→ Directions:
Give every entry again, unchanged, and leave its images out.

→ Records for the task:
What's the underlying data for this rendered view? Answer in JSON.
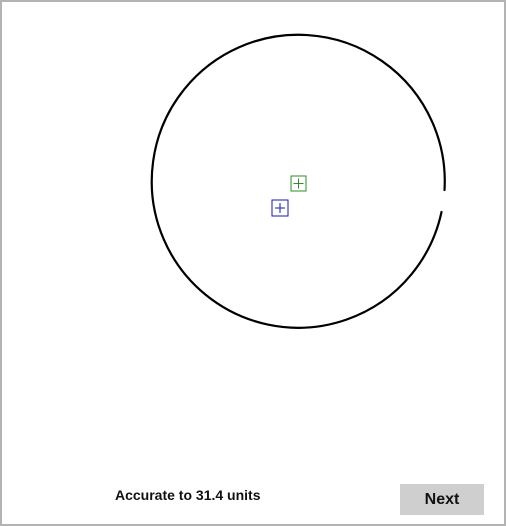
{
  "feedback": {
    "text": "Accurate to 31.4 units"
  },
  "next_button": {
    "label": "Next"
  },
  "colors": {
    "circle": "#000000",
    "true_center_marker": "#2e8b2e",
    "guess_center_marker": "#1a1aa6",
    "button_bg": "#cfcfcf",
    "frame_border": "#b3b3b3"
  }
}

→ The completed task:
What's the underlying data for this rendered view? Answer in JSON.
{
  "feedback": {
    "text": "Accurate to 31.4 units"
  },
  "next_button": {
    "label": "Next"
  },
  "colors": {
    "circle": "#000000",
    "true_center_marker": "#2e8b2e",
    "guess_center_marker": "#1a1aa6",
    "button_bg": "#cfcfcf",
    "frame_border": "#b3b3b3"
  }
}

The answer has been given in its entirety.